== Supplied information

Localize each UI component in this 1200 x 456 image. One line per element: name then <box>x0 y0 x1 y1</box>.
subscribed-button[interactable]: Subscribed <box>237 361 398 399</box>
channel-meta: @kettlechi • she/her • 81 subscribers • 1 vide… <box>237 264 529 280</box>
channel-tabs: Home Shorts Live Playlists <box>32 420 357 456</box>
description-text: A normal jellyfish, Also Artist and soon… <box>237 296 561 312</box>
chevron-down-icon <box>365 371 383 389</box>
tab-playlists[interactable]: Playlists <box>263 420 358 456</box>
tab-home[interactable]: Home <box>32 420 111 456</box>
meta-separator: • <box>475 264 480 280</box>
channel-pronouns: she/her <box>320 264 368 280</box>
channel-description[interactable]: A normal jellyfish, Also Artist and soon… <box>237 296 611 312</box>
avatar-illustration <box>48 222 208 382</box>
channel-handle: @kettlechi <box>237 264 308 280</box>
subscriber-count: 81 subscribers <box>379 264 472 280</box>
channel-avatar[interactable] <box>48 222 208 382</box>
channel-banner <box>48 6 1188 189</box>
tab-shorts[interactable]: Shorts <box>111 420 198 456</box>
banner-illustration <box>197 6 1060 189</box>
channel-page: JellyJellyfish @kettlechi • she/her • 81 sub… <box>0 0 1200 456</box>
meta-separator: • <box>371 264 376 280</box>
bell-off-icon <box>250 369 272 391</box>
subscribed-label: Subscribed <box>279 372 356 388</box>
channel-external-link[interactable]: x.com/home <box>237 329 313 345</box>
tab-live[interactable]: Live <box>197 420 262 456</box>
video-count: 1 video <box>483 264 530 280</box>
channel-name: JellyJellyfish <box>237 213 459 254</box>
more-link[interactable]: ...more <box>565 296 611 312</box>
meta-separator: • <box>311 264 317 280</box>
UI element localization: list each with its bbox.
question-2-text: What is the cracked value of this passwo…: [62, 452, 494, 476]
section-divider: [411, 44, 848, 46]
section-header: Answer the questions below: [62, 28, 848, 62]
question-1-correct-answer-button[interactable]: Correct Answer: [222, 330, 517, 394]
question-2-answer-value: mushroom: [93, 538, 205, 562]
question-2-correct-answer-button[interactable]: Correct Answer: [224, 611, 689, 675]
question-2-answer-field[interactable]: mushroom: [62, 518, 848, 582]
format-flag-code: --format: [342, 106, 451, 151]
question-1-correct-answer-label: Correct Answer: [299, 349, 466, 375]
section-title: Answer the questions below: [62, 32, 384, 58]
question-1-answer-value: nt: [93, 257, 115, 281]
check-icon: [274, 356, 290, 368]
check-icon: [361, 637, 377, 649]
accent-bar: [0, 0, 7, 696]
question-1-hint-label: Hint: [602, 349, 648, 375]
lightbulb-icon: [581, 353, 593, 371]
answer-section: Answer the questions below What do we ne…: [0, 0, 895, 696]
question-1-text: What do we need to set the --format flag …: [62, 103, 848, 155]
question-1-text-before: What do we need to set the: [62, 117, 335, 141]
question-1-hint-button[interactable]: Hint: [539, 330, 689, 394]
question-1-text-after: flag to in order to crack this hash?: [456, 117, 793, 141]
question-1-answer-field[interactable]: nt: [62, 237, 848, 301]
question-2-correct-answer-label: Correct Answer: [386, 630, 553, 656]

====

Given instruction:
List every line in the records above that contains the string "field".

Reply to the exercise:
question-2-answer-field[interactable]: mushroom: [62, 518, 848, 582]
question-1-answer-field[interactable]: nt: [62, 237, 848, 301]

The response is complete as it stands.